READING PASSAGE:

Very Early Health Technology Assessment for Potential Predictive Biomarkers in the Treatment of Advanced Non-Small Cell Lung Cancer

Otten L.S.
ter Heine, R.
Retèl, V.P.
Piet, B.
Buma, A.I.G.
van den Heuvel, M.M.

Various biomarkers are being studied for treatment response to immune-checkpoint inhibitors (ICIs) to save costly and potentially harmful treatment in non-responders. We evaluated the cost-effectiveness of implementing a hypothetical predictive biomarker for ICI-containing treatment response compared with standard of care (e.g., no implemented biomarker) for pembrolizumab-containing treatment in patients with advanced NSCLC in the Netherlands. Standard-of-care-based and predictive-biomarker-based strategies were compared using Markov models for three first-line pembrolizumab-containing treatments depending on a patient’s tumor programmed cell death ligand-1 (PD-L1) expression and histology. A Dutch healthcare system perspective was adopted. Assuming a receiver operating characteristic-area under the curve of 1.0 in identifying responders, alternative treatments were offered for non-responders in the predictive-biomarker-based strategy. Parameters and assumptions were based on real-world data from surveys, literature using a targeted search, expert opinion, and registries. Outcomes included differences in costs, survival (life years (LYs)), and survival corrected for health-related quality of life (QoL) quality-adjusted life-years (QALYs) between the predictive-biomarker- and standard-of-care-based strategy. In this collection, you can find the raw OS and PFS rates over time extracted from literature to calculate transition probabilites, R-scripts for the calculation of transition probabilities and the resulting .RDS files containing parameters of the survival function for the transition probabilities and R-scripts for the Markov models used for each pembrolizumab-containing regimen.

RAW DATA:
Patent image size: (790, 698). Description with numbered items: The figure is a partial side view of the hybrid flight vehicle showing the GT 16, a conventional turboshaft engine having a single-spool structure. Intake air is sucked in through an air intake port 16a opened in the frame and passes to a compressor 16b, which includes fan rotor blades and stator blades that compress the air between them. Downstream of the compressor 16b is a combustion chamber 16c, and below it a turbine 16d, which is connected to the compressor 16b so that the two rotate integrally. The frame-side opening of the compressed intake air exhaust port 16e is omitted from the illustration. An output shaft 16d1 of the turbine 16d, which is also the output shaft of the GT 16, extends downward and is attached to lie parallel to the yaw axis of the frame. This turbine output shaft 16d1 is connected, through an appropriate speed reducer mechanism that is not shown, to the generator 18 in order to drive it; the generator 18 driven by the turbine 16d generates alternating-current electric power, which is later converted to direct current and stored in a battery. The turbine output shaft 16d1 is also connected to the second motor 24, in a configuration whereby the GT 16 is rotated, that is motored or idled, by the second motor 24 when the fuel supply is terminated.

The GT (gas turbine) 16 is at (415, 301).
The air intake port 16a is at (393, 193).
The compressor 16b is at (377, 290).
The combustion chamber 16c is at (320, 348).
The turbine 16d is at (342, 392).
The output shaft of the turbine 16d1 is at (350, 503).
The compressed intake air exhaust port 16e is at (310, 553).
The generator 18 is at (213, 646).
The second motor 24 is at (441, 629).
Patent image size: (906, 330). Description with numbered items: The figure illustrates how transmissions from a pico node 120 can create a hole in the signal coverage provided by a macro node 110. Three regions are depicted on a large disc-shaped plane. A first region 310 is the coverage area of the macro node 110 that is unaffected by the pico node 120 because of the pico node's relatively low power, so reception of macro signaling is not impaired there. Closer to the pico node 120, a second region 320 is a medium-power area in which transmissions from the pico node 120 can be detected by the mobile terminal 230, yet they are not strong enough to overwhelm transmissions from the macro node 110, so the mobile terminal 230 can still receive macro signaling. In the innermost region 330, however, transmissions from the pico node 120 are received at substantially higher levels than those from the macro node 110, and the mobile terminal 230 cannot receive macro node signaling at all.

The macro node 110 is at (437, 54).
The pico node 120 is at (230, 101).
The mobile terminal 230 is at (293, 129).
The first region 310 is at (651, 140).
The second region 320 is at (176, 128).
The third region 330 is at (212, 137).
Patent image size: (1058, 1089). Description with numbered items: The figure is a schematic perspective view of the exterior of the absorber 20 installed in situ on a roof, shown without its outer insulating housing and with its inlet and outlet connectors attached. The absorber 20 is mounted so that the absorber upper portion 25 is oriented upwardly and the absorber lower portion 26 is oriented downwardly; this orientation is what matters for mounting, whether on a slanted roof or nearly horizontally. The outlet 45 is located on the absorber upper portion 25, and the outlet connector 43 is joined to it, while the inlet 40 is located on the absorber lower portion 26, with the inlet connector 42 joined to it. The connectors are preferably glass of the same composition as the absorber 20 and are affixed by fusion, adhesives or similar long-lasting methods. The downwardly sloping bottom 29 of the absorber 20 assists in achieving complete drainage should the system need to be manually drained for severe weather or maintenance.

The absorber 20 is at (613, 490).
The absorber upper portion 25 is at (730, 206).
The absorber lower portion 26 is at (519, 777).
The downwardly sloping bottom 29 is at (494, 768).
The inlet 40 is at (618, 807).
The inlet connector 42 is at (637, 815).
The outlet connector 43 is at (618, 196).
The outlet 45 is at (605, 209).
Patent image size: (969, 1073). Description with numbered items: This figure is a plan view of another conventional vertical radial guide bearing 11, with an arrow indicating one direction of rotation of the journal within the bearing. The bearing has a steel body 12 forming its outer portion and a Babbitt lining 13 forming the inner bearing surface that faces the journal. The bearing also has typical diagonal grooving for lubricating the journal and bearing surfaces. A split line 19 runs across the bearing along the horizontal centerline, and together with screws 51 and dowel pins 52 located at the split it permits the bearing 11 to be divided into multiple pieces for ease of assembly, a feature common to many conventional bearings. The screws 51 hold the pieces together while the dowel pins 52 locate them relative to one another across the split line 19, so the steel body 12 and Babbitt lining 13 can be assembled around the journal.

QUESTIONS:
• 1. From what sources did the lung cancer biomarker study draw its parameters and assumptions? List every one.
• 2. Answer each question from the lung cancer biomarker study, one per line:
(a) In which country were the patients with advanced NSCLC?
(b) What receiver operating characteristic-area under the curve was assumed for identifying responders?
(c) What perspective was adopted?
• 3. Can you write down the passage of the lung cancer biomarker study that starts with "Very Early Health" and goes on through "Retèl, V.P."?

RESPONSE LIST:
• 1. Surveys, literature using a targeted search, expert opinion, and registries.

• 2.
(a) The Netherlands.
(b) 1.0.
(c) A Dutch healthcare system perspective.

• 3.
Very Early Health Technology Assessment for Potential Predictive Biomarkers in the Treatment of Advanced Non-Small Cell Lung Cancer

Otten L.S.
ter Heine, R.
Retèl, V.P.